• **Material for this exercise**:
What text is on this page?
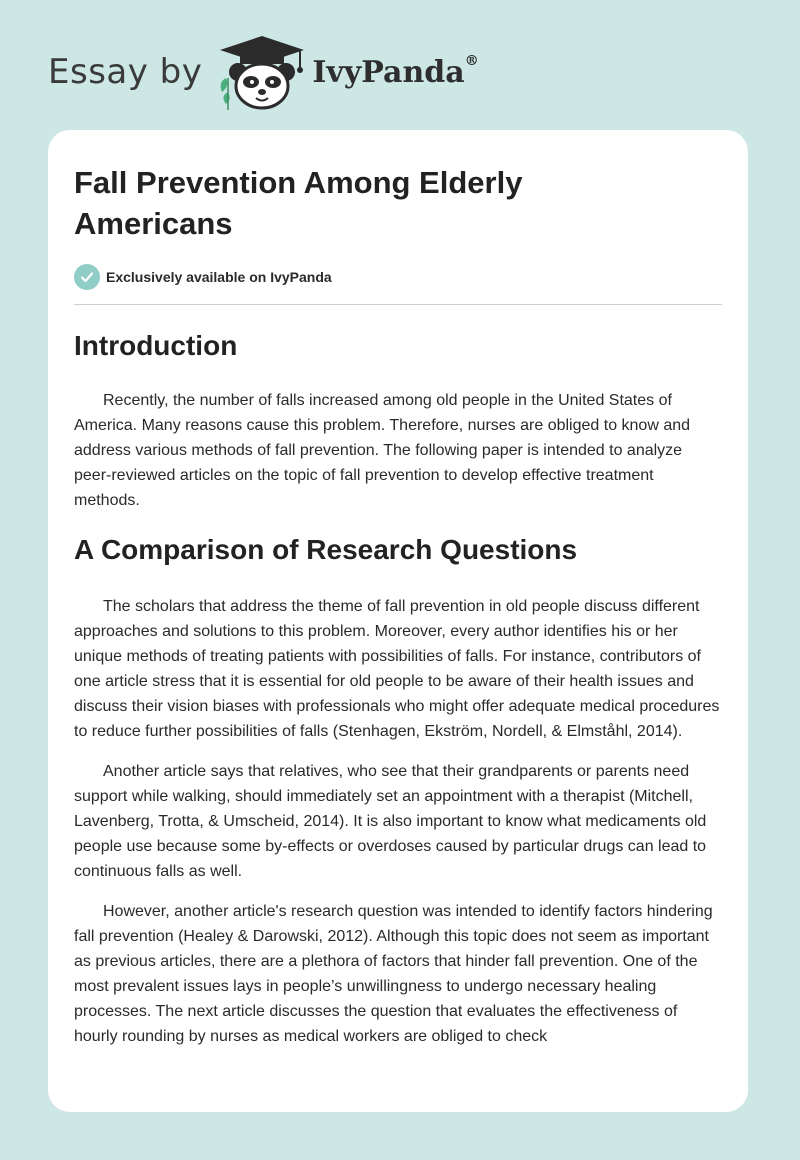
Essay by	IvyPanda®
Fall Prevention Among Elderly Americans
Exclusively available on IvyPanda
Introduction

Recently, the number of falls increased among old people in the United States of America. Many reasons cause this problem. Therefore, nurses are obliged to know and address various methods of fall prevention. The following paper is intended to analyze peer-reviewed articles on the topic of fall prevention to develop effective treatment methods.

A Comparison of Research Questions

The scholars that address the theme of fall prevention in old people discuss different approaches and solutions to this problem. Moreover, every author identifies his or her unique methods of treating patients with possibilities of falls. For instance, contributors of one article stress that it is essential for old people to be aware of their health issues and discuss their vision biases with professionals who might offer adequate medical procedures to reduce further possibilities of falls (Stenhagen, Ekström, Nordell, & Elmståhl, 2014).

Another article says that relatives, who see that their grandparents or parents need support while walking, should immediately set an appointment with a therapist (Mitchell, Lavenberg, Trotta, & Umscheid, 2014). It is also important to know what medicaments old people use because some by-effects or overdoses caused by particular drugs can lead to continuous falls as well.

However, another article's research question was intended to identify factors hindering fall prevention (Healey & Darowski, 2012). Although this topic does not seem as important as previous articles, there are a plethora of factors that hinder fall prevention. One of the most prevalent issues lays in people’s unwillingness to undergo necessary healing processes. The next article discusses the question that evaluates the effectiveness of hourly rounding by nurses as medical workers are obliged to check
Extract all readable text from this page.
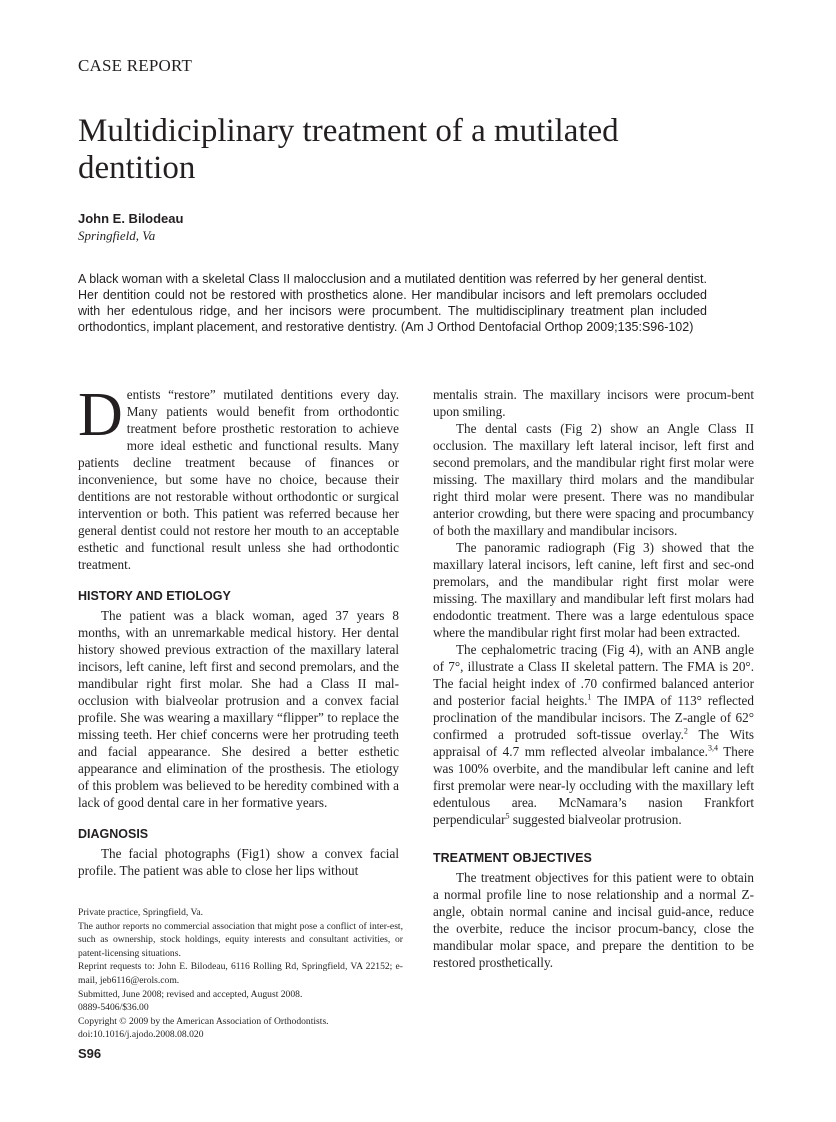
CASE REPORT
Multidiciplinary treatment of a mutilated dentition
John E. Bilodeau
Springfield, Va

A black woman with a skeletal Class II malocclusion and a mutilated dentition was referred by her general dentist. Her dentition could not be restored with prosthetics alone. Her mandibular incisors and left premolars occluded with her edentulous ridge, and her incisors were procumbent. The multidisciplinary treatment plan included orthodontics, implant placement, and restorative dentistry. (Am J Orthod Dentofacial Orthop 2009;135:S96-102)

Dentists “restore” mutilated dentitions every day. Many patients would benefit from orthodontic treatment before prosthetic restoration to achieve more ideal esthetic and functional results. Many patients decline treatment because of finances or inconvenience, but some have no choice, because their dentitions are not restorable without orthodontic or surgical intervention or both. This patient was referred because her general dentist could not restore her mouth to an acceptable esthetic and functional result unless she had orthodontic treatment.

HISTORY AND ETIOLOGY

The patient was a black woman, aged 37 years 8 months, with an unremarkable medical history. Her dental history showed previous extraction of the maxillary lateral incisors, left canine, left first and second premolars, and the mandibular right first molar. She had a Class II mal-occlusion with bialveolar protrusion and a convex facial profile. She was wearing a maxillary “flipper” to replace the missing teeth. Her chief concerns were her protruding teeth and facial appearance. She desired a better esthetic appearance and elimination of the prosthesis. The etiology of this problem was believed to be heredity combined with a lack of good dental care in her formative years.

DIAGNOSIS

The facial photographs (Fig1) show a convex facial profile. The patient was able to close her lips without

mentalis strain. The maxillary incisors were procum-bent upon smiling.

The dental casts (Fig 2) show an Angle Class II occlusion. The maxillary left lateral incisor, left first and second premolars, and the mandibular right first molar were missing. The maxillary third molars and the mandibular right third molar were present. There was no mandibular anterior crowding, but there were spacing and procumbancy of both the maxillary and mandibular incisors.

The panoramic radiograph (Fig 3) showed that the maxillary lateral incisors, left canine, left first and sec-ond premolars, and the mandibular right first molar were missing. The maxillary and mandibular left first molars had endodontic treatment. There was a large edentulous space where the mandibular right first molar had been extracted.

The cephalometric tracing (Fig 4), with an ANB angle of 7°, illustrate a Class II skeletal pattern. The FMA is 20°. The facial height index of .70 confirmed balanced anterior and posterior facial heights.$^1$ The IMPA of 113° reflected proclination of the mandibular incisors. The Z-angle of 62° confirmed a protruded soft-tissue overlay.$^2$ The Wits appraisal of 4.7 mm reflected alveolar imbalance.$^{3,4}$ There was 100% overbite, and the mandibular left canine and left first premolar were near-ly occluding with the maxillary left edentulous area. McNamara’s nasion Frankfort perpendicular$^5$ suggested bialveolar protrusion.

TREATMENT OBJECTIVES

The treatment objectives for this patient were to obtain a normal profile line to nose relationship and a normal Z-angle, obtain normal canine and incisal guid-ance, reduce the overbite, reduce the incisor procum-bancy, close the mandibular molar space, and prepare the dentition to be restored prosthetically.

Private practice, Springfield, Va.
The author reports no commercial association that might pose a conflict of inter-est, such as ownership, stock holdings, equity interests and consultant activities, or patent-licensing situations.
Reprint requests to: John E. Bilodeau, 6116 Rolling Rd, Springfield, VA 22152; e-mail, jeb6116@erols.com.
Submitted, June 2008; revised and accepted, August 2008.
0889-5406/$36.00
Copyright © 2009 by the American Association of Orthodontists.
doi:10.1016/j.ajodo.2008.08.020
S96
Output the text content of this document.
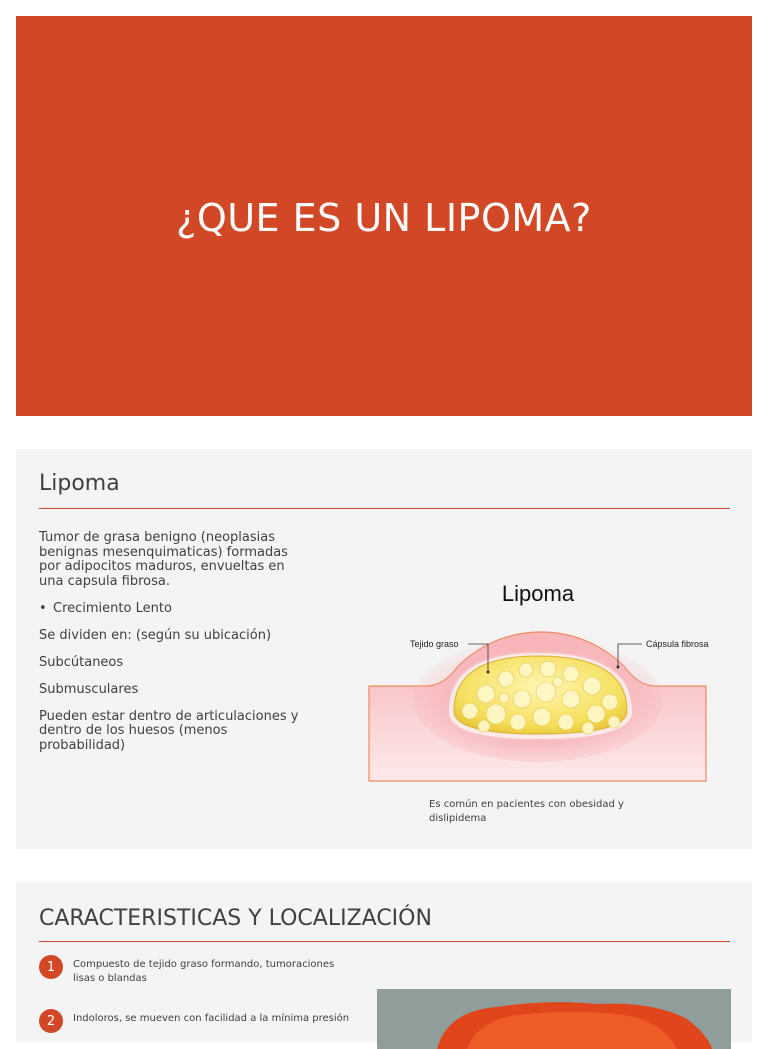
¿QUE ES UN LIPOMA?
Lipoma

Tumor de grasa benigno (neoplasias benignas mesenquimaticas) formadas por adipocitos maduros, envueltas en una capsula fibrosa.

• Crecimiento Lento

Se dividen en: (según su ubicación)

Subcútaneos

Submusculares

Pueden estar dentro de articulaciones y dentro de los huesos (menos probabilidad)

Lipoma
Tejido graso	Cápsula fibrosa
Es común en pacientes con obesidad y dislipidema
CARACTERISTICAS Y LOCALIZACIÓN
1	Compuesto de tejido graso formando, tumoraciones lisas o blandas
2	Indoloros, se mueven con facilidad a la mínima presión
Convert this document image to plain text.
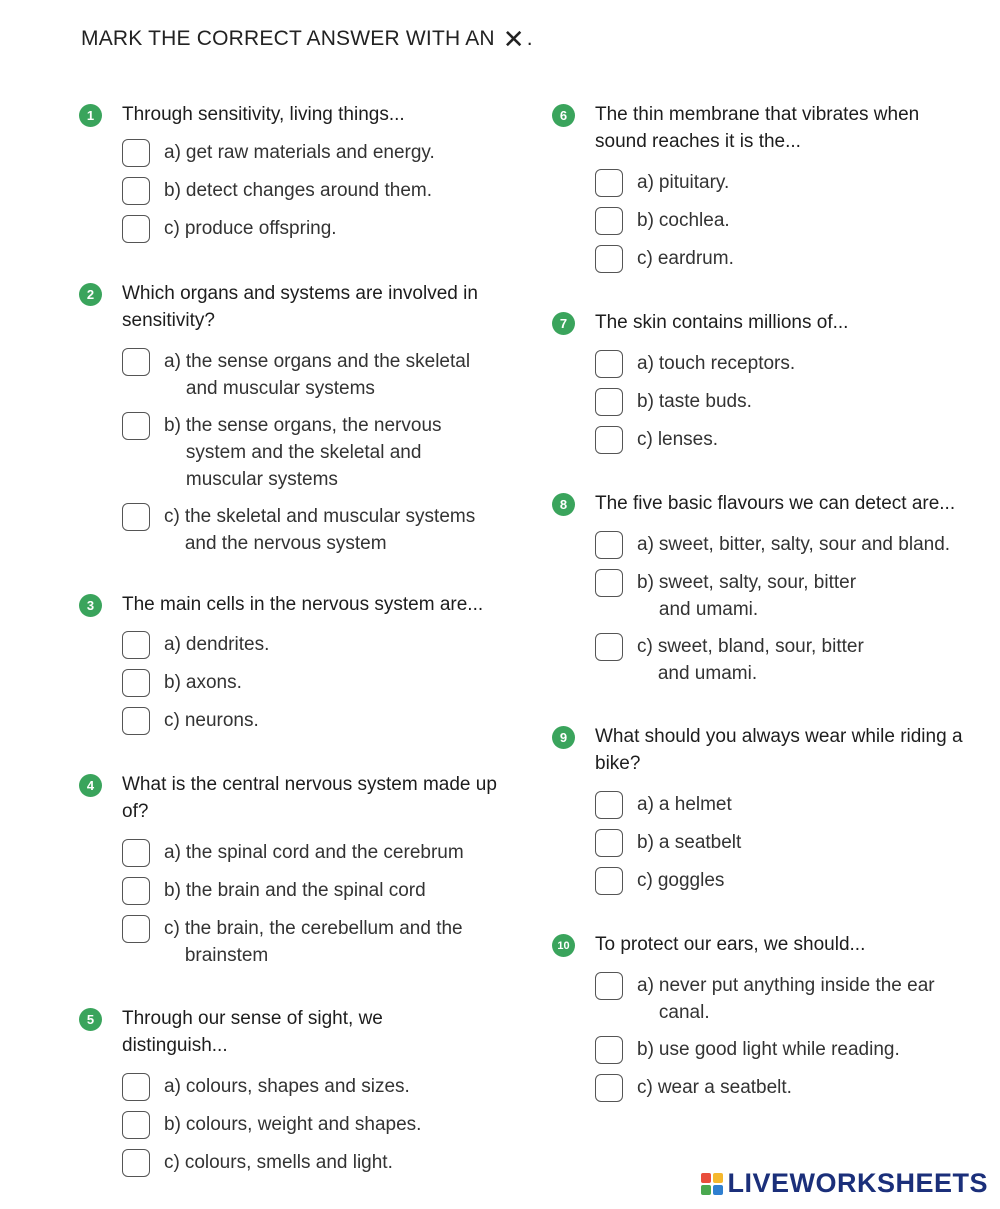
MARK THE CORRECT ANSWER WITH AN ✕ .
1	Through sensitivity, living things...
a) get raw materials and energy.
b) detect changes around them.
c) produce offspring.
2	Which organs and systems are involved in sensitivity?
a) the sense organs and the skeletal and muscular systems
b) the sense organs, the nervous system and the skeletal and muscular systems
c) the skeletal and muscular systems and the nervous system
3	The main cells in the nervous system are...
a) dendrites.
b) axons.
c) neurons.
4	What is the central nervous system made up of?
a) the spinal cord and the cerebrum
b) the brain and the spinal cord
c) the brain, the cerebellum and the brainstem
5	Through our sense of sight, we distinguish...
a) colours, shapes and sizes.
b) colours, weight and shapes.
c) colours, smells and light.
6	The thin membrane that vibrates when sound reaches it is the...
a) pituitary.
b) cochlea.
c) eardrum.
7	The skin contains millions of...
a) touch receptors.
b) taste buds.
c) lenses.
8	The five basic flavours we can detect are...
a) sweet, bitter, salty, sour and bland.
b) sweet, salty, sour, bitter and umami.
c) sweet, bland, sour, bitter and umami.
9	What should you always wear while riding a bike?
a) a helmet
b) a seatbelt
c) goggles
10 To protect our ears, we should...
a) never put anything inside the ear canal.
b) use good light while reading.
c) wear a seatbelt.
LIVEWORKSHEETS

• **Work item**: Print the entries above exactly, leaving pictures out.

• **Answer for this exercise**:
What text is on this page?
Essay by	IvyPanda®
Fall Prevention Among Elderly Americans
Exclusively available on IvyPanda
Introduction

Recently, the number of falls increased among old people in the United States of America. Many reasons cause this problem. Therefore, nurses are obliged to know and address various methods of fall prevention. The following paper is intended to analyze peer-reviewed articles on the topic of fall prevention to develop effective treatment methods.

A Comparison of Research Questions

The scholars that address the theme of fall prevention in old people discuss different approaches and solutions to this problem. Moreover, every author identifies his or her unique methods of treating patients with possibilities of falls. For instance, contributors of one article stress that it is essential for old people to be aware of their health issues and discuss their vision biases with professionals who might offer adequate medical procedures to reduce further possibilities of falls (Stenhagen, Ekström, Nordell, & Elmståhl, 2014).

Another article says that relatives, who see that their grandparents or parents need support while walking, should immediately set an appointment with a therapist (Mitchell, Lavenberg, Trotta, & Umscheid, 2014). It is also important to know what medicaments old people use because some by-effects or overdoses caused by particular drugs can lead to continuous falls as well.

However, another article's research question was intended to identify factors hindering fall prevention (Healey & Darowski, 2012). Although this topic does not seem as important as previous articles, there are a plethora of factors that hinder fall prevention. One of the most prevalent issues lays in people’s unwillingness to undergo necessary healing processes. The next article discusses the question that evaluates the effectiveness of hourly rounding by nurses as medical workers are obliged to check
Extract all readable text from this page.
CASE REPORT
Multidiciplinary treatment of a mutilated dentition
John E. Bilodeau
Springfield, Va

A black woman with a skeletal Class II malocclusion and a mutilated dentition was referred by her general dentist. Her dentition could not be restored with prosthetics alone. Her mandibular incisors and left premolars occluded with her edentulous ridge, and her incisors were procumbent. The multidisciplinary treatment plan included orthodontics, implant placement, and restorative dentistry. (Am J Orthod Dentofacial Orthop 2009;135:S96-102)

Dentists “restore” mutilated dentitions every day. Many patients would benefit from orthodontic treatment before prosthetic restoration to achieve more ideal esthetic and functional results. Many patients decline treatment because of finances or inconvenience, but some have no choice, because their dentitions are not restorable without orthodontic or surgical intervention or both. This patient was referred because her general dentist could not restore her mouth to an acceptable esthetic and functional result unless she had orthodontic treatment.

HISTORY AND ETIOLOGY

The patient was a black woman, aged 37 years 8 months, with an unremarkable medical history. Her dental history showed previous extraction of the maxillary lateral incisors, left canine, left first and second premolars, and the mandibular right first molar. She had a Class II mal-occlusion with bialveolar protrusion and a convex facial profile. She was wearing a maxillary “flipper” to replace the missing teeth. Her chief concerns were her protruding teeth and facial appearance. She desired a better esthetic appearance and elimination of the prosthesis. The etiology of this problem was believed to be heredity combined with a lack of good dental care in her formative years.

DIAGNOSIS

The facial photographs (Fig1) show a convex facial profile. The patient was able to close her lips without

mentalis strain. The maxillary incisors were procum-bent upon smiling.

The dental casts (Fig 2) show an Angle Class II occlusion. The maxillary left lateral incisor, left first and second premolars, and the mandibular right first molar were missing. The maxillary third molars and the mandibular right third molar were present. There was no mandibular anterior crowding, but there were spacing and procumbancy of both the maxillary and mandibular incisors.

The panoramic radiograph (Fig 3) showed that the maxillary lateral incisors, left canine, left first and sec-ond premolars, and the mandibular right first molar were missing. The maxillary and mandibular left first molars had endodontic treatment. There was a large edentulous space where the mandibular right first molar had been extracted.

The cephalometric tracing (Fig 4), with an ANB angle of 7°, illustrate a Class II skeletal pattern. The FMA is 20°. The facial height index of .70 confirmed balanced anterior and posterior facial heights.$^1$ The IMPA of 113° reflected proclination of the mandibular incisors. The Z-angle of 62° confirmed a protruded soft-tissue overlay.$^2$ The Wits appraisal of 4.7 mm reflected alveolar imbalance.$^{3,4}$ There was 100% overbite, and the mandibular left canine and left first premolar were near-ly occluding with the maxillary left edentulous area. McNamara’s nasion Frankfort perpendicular$^5$ suggested bialveolar protrusion.

TREATMENT OBJECTIVES

The treatment objectives for this patient were to obtain a normal profile line to nose relationship and a normal Z-angle, obtain normal canine and incisal guid-ance, reduce the overbite, reduce the incisor procum-bancy, close the mandibular molar space, and prepare the dentition to be restored prosthetically.

Private practice, Springfield, Va.
The author reports no commercial association that might pose a conflict of inter-est, such as ownership, stock holdings, equity interests and consultant activities, or patent-licensing situations.
Reprint requests to: John E. Bilodeau, 6116 Rolling Rd, Springfield, VA 22152; e-mail, jeb6116@erols.com.
Submitted, June 2008; revised and accepted, August 2008.
0889-5406/$36.00
Copyright © 2009 by the American Association of Orthodontists.
doi:10.1016/j.ajodo.2008.08.020
S96
Output the text content of this document.
¿QUE ES UN LIPOMA?
Lipoma

Tumor de grasa benigno (neoplasias benignas mesenquimaticas) formadas por adipocitos maduros, envueltas en una capsula fibrosa.

• Crecimiento Lento

Se dividen en: (según su ubicación)

Subcútaneos

Submusculares

Pueden estar dentro de articulaciones y dentro de los huesos (menos probabilidad)

Lipoma
Tejido graso	Cápsula fibrosa
Es común en pacientes con obesidad y dislipidema
CARACTERISTICAS Y LOCALIZACIÓN
1	Compuesto de tejido graso formando, tumoraciones lisas o blandas
2	Indoloros, se mueven con facilidad a la mínima presión
Convert this document image to plain text.
MARK THE CORRECT ANSWER WITH AN ✕ .
1	Through sensitivity, living things...
a) get raw materials and energy.
b) detect changes around them.
c) produce offspring.
2	Which organs and systems are involved in sensitivity?
a) the sense organs and the skeletal and muscular systems
b) the sense organs, the nervous system and the skeletal and muscular systems
c) the skeletal and muscular systems and the nervous system
3	The main cells in the nervous system are...
a) dendrites.
b) axons.
c) neurons.
4	What is the central nervous system made up of?
a) the spinal cord and the cerebrum
b) the brain and the spinal cord
c) the brain, the cerebellum and the brainstem
5	Through our sense of sight, we distinguish...
a) colours, shapes and sizes.
b) colours, weight and shapes.
c) colours, smells and light.
6	The thin membrane that vibrates when sound reaches it is the...
a) pituitary.
b) cochlea.
c) eardrum.
7	The skin contains millions of...
a) touch receptors.
b) taste buds.
c) lenses.
8	The five basic flavours we can detect are...
a) sweet, bitter, salty, sour and bland.
b) sweet, salty, sour, bitter and umami.
c) sweet, bland, sour, bitter and umami.
9	What should you always wear while riding a bike?
a) a helmet
b) a seatbelt
c) goggles
10 To protect our ears, we should...
a) never put anything inside the ear canal.
b) use good light while reading.
c) wear a seatbelt.
LIVEWORKSHEETS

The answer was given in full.